What needs to be done: Here are some entries; quote each one exactly.

Exercise inputs:
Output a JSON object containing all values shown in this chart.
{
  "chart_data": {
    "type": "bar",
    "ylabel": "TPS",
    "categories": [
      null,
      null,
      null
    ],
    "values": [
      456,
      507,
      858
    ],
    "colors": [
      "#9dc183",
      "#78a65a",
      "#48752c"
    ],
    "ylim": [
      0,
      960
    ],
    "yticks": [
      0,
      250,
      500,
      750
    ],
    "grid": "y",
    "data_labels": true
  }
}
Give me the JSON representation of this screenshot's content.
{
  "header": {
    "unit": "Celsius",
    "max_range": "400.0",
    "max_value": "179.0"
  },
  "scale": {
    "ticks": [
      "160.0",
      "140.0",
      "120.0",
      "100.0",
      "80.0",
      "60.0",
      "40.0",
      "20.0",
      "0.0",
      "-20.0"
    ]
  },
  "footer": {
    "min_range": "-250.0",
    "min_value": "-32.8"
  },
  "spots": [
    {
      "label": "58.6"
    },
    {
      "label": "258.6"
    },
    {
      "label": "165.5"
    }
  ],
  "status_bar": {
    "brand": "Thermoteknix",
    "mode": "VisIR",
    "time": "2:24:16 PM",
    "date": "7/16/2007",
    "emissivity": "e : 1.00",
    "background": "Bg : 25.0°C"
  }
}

Task output:
Output a JSON object containing all values shown in this chart.
{
  "chart_data": {
    "type": "bar",
    "ylabel": "TPS",
    "categories": [
      null,
      null,
      null
    ],
    "values": [
      456,
      507,
      858
    ],
    "colors": [
      "#9dc183",
      "#78a65a",
      "#48752c"
    ],
    "ylim": [
      0,
      960
    ],
    "yticks": [
      0,
      250,
      500,
      750
    ],
    "grid": "y",
    "data_labels": true
  }
}
Give me the JSON representation of this screenshot's content.
{
  "header": {
    "unit": "Celsius",
    "max_range": "400.0",
    "max_value": "179.0"
  },
  "scale": {
    "ticks": [
      "160.0",
      "140.0",
      "120.0",
      "100.0",
      "80.0",
      "60.0",
      "40.0",
      "20.0",
      "0.0",
      "-20.0"
    ]
  },
  "footer": {
    "min_range": "-250.0",
    "min_value": "-32.8"
  },
  "spots": [
    {
      "label": "58.6"
    },
    {
      "label": "258.6"
    },
    {
      "label": "165.5"
    }
  ],
  "status_bar": {
    "brand": "Thermoteknix",
    "mode": "VisIR",
    "time": "2:24:16 PM",
    "date": "7/16/2007",
    "emissivity": "e : 1.00",
    "background": "Bg : 25.0°C"
  }
}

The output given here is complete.